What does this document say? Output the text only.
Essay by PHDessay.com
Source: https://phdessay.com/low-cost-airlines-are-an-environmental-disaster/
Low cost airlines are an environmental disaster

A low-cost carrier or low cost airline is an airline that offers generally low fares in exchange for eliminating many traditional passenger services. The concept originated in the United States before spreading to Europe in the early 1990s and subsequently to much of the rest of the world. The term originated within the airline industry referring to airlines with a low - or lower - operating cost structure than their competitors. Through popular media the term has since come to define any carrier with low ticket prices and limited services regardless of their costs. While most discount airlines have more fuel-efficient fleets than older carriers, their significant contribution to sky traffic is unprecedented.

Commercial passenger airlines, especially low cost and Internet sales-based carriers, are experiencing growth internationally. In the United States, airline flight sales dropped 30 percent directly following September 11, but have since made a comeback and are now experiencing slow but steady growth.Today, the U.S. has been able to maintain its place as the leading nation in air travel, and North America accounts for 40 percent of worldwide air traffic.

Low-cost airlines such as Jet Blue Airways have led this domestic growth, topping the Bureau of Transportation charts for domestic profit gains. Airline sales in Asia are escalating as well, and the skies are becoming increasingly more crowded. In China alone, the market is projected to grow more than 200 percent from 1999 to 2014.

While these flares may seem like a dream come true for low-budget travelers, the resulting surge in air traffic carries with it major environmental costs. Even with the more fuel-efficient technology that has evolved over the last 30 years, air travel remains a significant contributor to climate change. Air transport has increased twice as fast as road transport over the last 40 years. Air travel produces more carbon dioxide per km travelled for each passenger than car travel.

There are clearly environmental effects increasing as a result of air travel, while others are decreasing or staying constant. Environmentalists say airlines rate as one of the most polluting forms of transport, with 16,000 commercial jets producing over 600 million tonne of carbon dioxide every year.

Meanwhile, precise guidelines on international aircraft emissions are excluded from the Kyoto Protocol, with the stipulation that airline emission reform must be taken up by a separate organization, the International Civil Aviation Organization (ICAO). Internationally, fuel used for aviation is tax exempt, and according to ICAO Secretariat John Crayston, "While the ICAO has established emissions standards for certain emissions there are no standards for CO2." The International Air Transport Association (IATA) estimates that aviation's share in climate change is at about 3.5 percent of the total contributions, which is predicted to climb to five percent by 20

________________________________________

## Given instruction:
Exactly reproduce every line found in the records.

## Written response:
What does this document say? Output the text only.
Essay by PHDessay.com
Source: https://phdessay.com/low-cost-airlines-are-an-environmental-disaster/
Low cost airlines are an environmental disaster

A low-cost carrier or low cost airline is an airline that offers generally low fares in exchange for eliminating many traditional passenger services. The concept originated in the United States before spreading to Europe in the early 1990s and subsequently to much of the rest of the world. The term originated within the airline industry referring to airlines with a low - or lower - operating cost structure than their competitors. Through popular media the term has since come to define any carrier with low ticket prices and limited services regardless of their costs. While most discount airlines have more fuel-efficient fleets than older carriers, their significant contribution to sky traffic is unprecedented.

Commercial passenger airlines, especially low cost and Internet sales-based carriers, are experiencing growth internationally. In the United States, airline flight sales dropped 30 percent directly following September 11, but have since made a comeback and are now experiencing slow but steady growth.Today, the U.S. has been able to maintain its place as the leading nation in air travel, and North America accounts for 40 percent of worldwide air traffic.

Low-cost airlines such as Jet Blue Airways have led this domestic growth, topping the Bureau of Transportation charts for domestic profit gains. Airline sales in Asia are escalating as well, and the skies are becoming increasingly more crowded. In China alone, the market is projected to grow more than 200 percent from 1999 to 2014.

While these flares may seem like a dream come true for low-budget travelers, the resulting surge in air traffic carries with it major environmental costs. Even with the more fuel-efficient technology that has evolved over the last 30 years, air travel remains a significant contributor to climate change. Air transport has increased twice as fast as road transport over the last 40 years. Air travel produces more carbon dioxide per km travelled for each passenger than car travel.

There are clearly environmental effects increasing as a result of air travel, while others are decreasing or staying constant. Environmentalists say airlines rate as one of the most polluting forms of transport, with 16,000 commercial jets producing over 600 million tonne of carbon dioxide every year.

Meanwhile, precise guidelines on international aircraft emissions are excluded from the Kyoto Protocol, with the stipulation that airline emission reform must be taken up by a separate organization, the International Civil Aviation Organization (ICAO). Internationally, fuel used for aviation is tax exempt, and according to ICAO Secretariat John Crayston, "While the ICAO has established emissions standards for certain emissions there are no standards for CO2." The International Air Transport Association (IATA) estimates that aviation's share in climate change is at about 3.5 percent of the total contributions, which is predicted to climb to five percent by 20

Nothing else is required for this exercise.